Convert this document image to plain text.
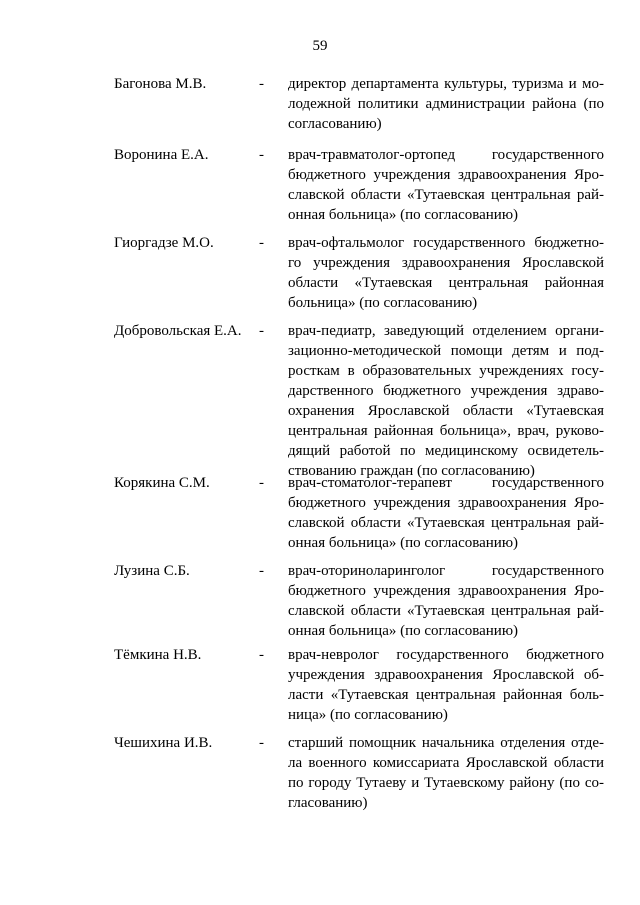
59
Багонова М.В.	- директор департамента культуры, туризма и мо-
лодежной политики администрации района (по
согласованию)
Воронина Е.А.	- врач-травматолог-ортопед государственного
бюджетного учреждения здравоохранения Яро-
славской области «Тутаевская центральная рай-
онная больница» (по согласованию)
Гиоргадзе М.О.	- врач-офтальмолог государственного бюджетно-
го учреждения здравоохранения Ярославской
области «Тутаевская центральная районная
больница» (по согласованию)
Добровольская Е.А. - врач-педиатр, заведующий отделением органи-
зационно-методической помощи детям и под-
росткам в образовательных учреждениях госу-
дарственного бюджетного учреждения здраво-
охранения Ярославской области «Тутаевская
центральная районная больница», врач, руково-
дящий работой по медицинскому освидетель-
ствованию граждан (по согласованию)
Корякина С.М.	- врач-стоматолог-терапевт государственного
бюджетного учреждения здравоохранения Яро-
славской области «Тутаевская центральная рай-
онная больница» (по согласованию)
Лузина С.Б.	- врач-оториноларинголог государственного
бюджетного учреждения здравоохранения Яро-
славской области «Тутаевская центральная рай-
онная больница» (по согласованию)
Тёмкина Н.В.	- врач-невролог государственного бюджетного
учреждения здравоохранения Ярославской об-
ласти «Тутаевская центральная районная боль-
ница» (по согласованию)
Чешихина И.В.	- старший помощник начальника отделения отде-
ла военного комиссариата Ярославской области
по городу Тутаеву и Тутаевскому району (по со-
гласованию)
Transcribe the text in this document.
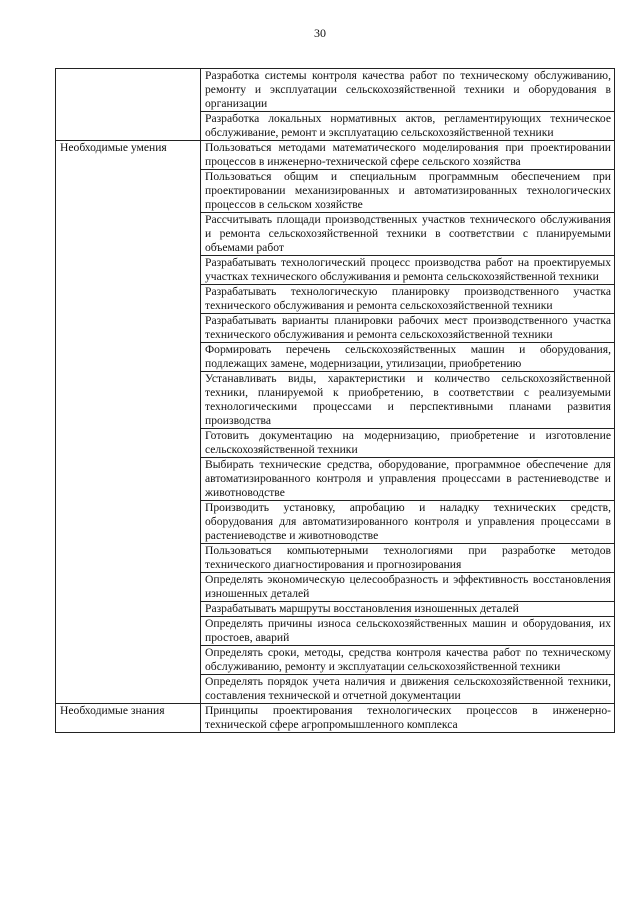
30
	Разработка системы контроля качества работ по техническому обслуживанию, ремонту и эксплуатации сельскохозяйственной техники и оборудования в организации
	Разработка локальных нормативных актов, регламентирующих техническое обслуживание, ремонт и эксплуатацию сельскохозяйственной техники
Необходимые умения	Пользоваться методами математического моделирования при проектировании процессов в инженерно-технической сфере сельского хозяйства
	Пользоваться общим и специальным программным обеспечением при проектировании механизированных и автоматизированных технологических процессов в сельском хозяйстве
	Рассчитывать площади производственных участков технического обслуживания и ремонта сельскохозяйственной техники в соответствии с планируемыми объемами работ
	Разрабатывать технологический процесс производства работ на проектируемых участках технического обслуживания и ремонта сельскохозяйственной техники
	Разрабатывать технологическую планировку производственного участка технического обслуживания и ремонта сельскохозяйственной техники
	Разрабатывать варианты планировки рабочих мест производственного участка технического обслуживания и ремонта сельскохозяйственной техники
	Формировать перечень сельскохозяйственных машин и оборудования, подлежащих замене, модернизации, утилизации, приобретению
	Устанавливать виды, характеристики и количество сельскохозяйственной техники, планируемой к приобретению, в соответствии с реализуемыми технологическими процессами и перспективными планами развития производства
	Готовить документацию на модернизацию, приобретение и изготовление сельскохозяйственной техники
	Выбирать технические средства, оборудование, программное обеспечение для автоматизированного контроля и управления процессами в растениеводстве и животноводстве
	Производить установку, апробацию и наладку технических средств, оборудования для автоматизированного контроля и управления процессами в растениеводстве и животноводстве
	Пользоваться компьютерными технологиями при разработке методов технического диагностирования и прогнозирования
	Определять экономическую целесообразность и эффективность восстановления изношенных деталей
	Разрабатывать маршруты восстановления изношенных деталей
	Определять причины износа сельскохозяйственных машин и оборудования, их простоев, аварий
	Определять сроки, методы, средства контроля качества работ по техническому обслуживанию, ремонту и эксплуатации сельскохозяйственной техники
	Определять порядок учета наличия и движения сельскохозяйственной техники, составления технической и отчетной документации
Необходимые знания	Принципы проектирования технологических процессов в инженерно-технической сфере агропромышленного комплекса
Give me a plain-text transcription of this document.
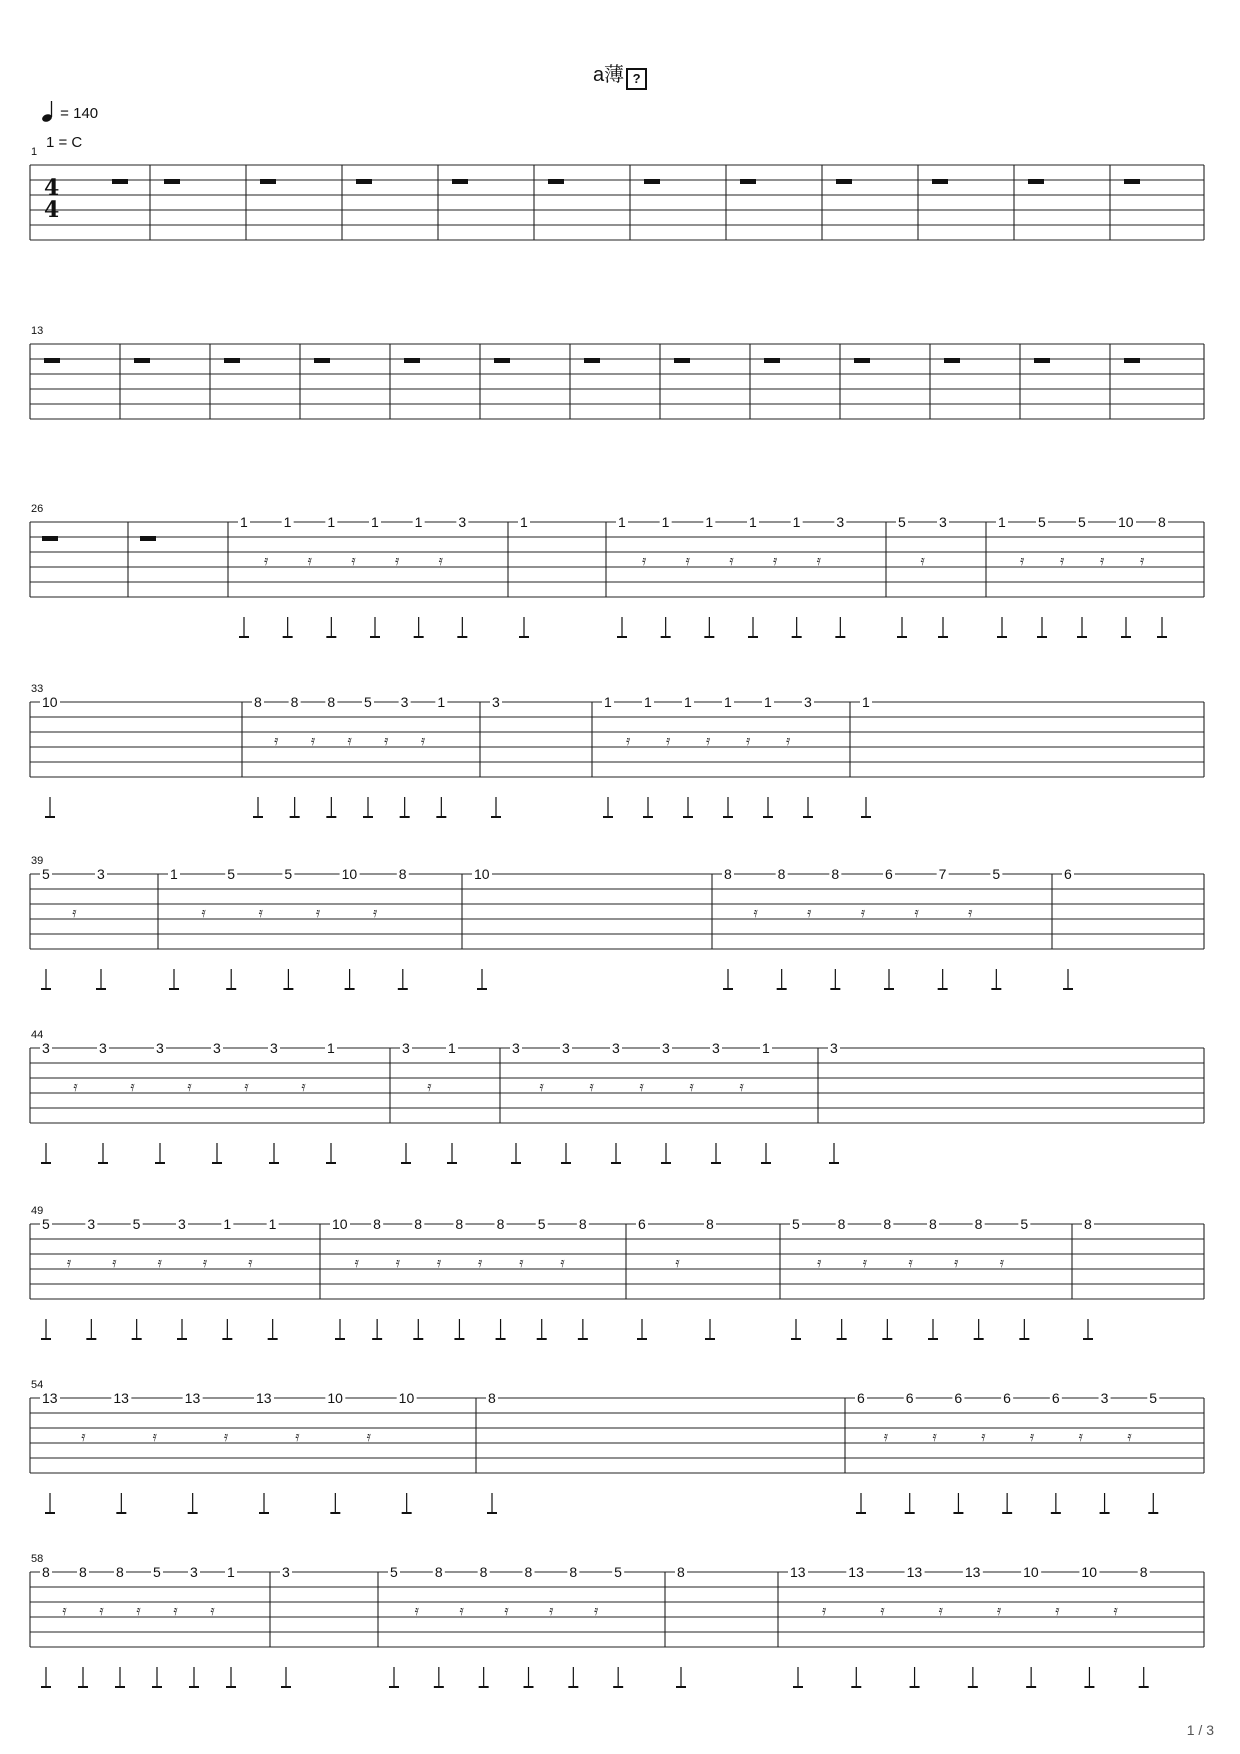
a薄 ?
= 140
1 = C
1
4
4
13
26
1
𝄿
1
𝄿
1
𝄿
1
𝄿
1
𝄿
3	1	1
𝄿
1
𝄿
1
𝄿
1
𝄿
1
𝄿
3	5
𝄿
3	1
𝄿
5
𝄿
5
𝄿
10
𝄿
8
33
10	8
𝄿
8
𝄿
8
𝄿
5
𝄿
3
𝄿
1	3	1
𝄿
1
𝄿
1
𝄿
1
𝄿
1
𝄿
3	1
39
5
𝄿
3	1
𝄿
5
𝄿
5
𝄿
10
𝄿
8	10	8
𝄿
8
𝄿
8
𝄿
6
𝄿
7
𝄿
5	6
44
3
𝄿
3
𝄿
3
𝄿
3
𝄿
3
𝄿
1	3
𝄿
1	3
𝄿
3
𝄿
3
𝄿
3
𝄿
3
𝄿
1	3
49
5
𝄿
3
𝄿
5
𝄿
3
𝄿
1
𝄿
1	10
𝄿
8
𝄿
8
𝄿
8
𝄿
8
𝄿
5
𝄿
8	6
𝄿
8	5
𝄿
8
𝄿
8
𝄿
8
𝄿
8
𝄿
5	8
54
13
𝄿
13
𝄿
13
𝄿
13
𝄿
10
𝄿
10	8	6
𝄿
6
𝄿
6
𝄿
6
𝄿
6
𝄿
3
𝄿
5
58
8
𝄿
8
𝄿
8
𝄿
5
𝄿
3
𝄿
1	3	5
𝄿
8
𝄿
8
𝄿
8
𝄿
8
𝄿
5	8	13
𝄿
13
𝄿
13
𝄿
13
𝄿
10
𝄿
10
𝄿
8
1 / 3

◇ ◇ ◇ ◇

• _Challenge_: Pick each line holding the word "обслуживания" out of the data and copy it.

• _Result of the exercise_:
	Рассчитывать площади производственных участков технического обслуживания и ремонта сельскохозяйственной техники в соответствии с планируемыми объемами работ
	Разрабатывать технологический процесс производства работ на проектируемых участках технического обслуживания и ремонта сельскохозяйственной техники
	Разрабатывать технологическую планировку производственного участка технического обслуживания и ремонта сельскохозяйственной техники
	Разрабатывать варианты планировки рабочих мест производственного участка технического обслуживания и ремонта сельскохозяйственной техники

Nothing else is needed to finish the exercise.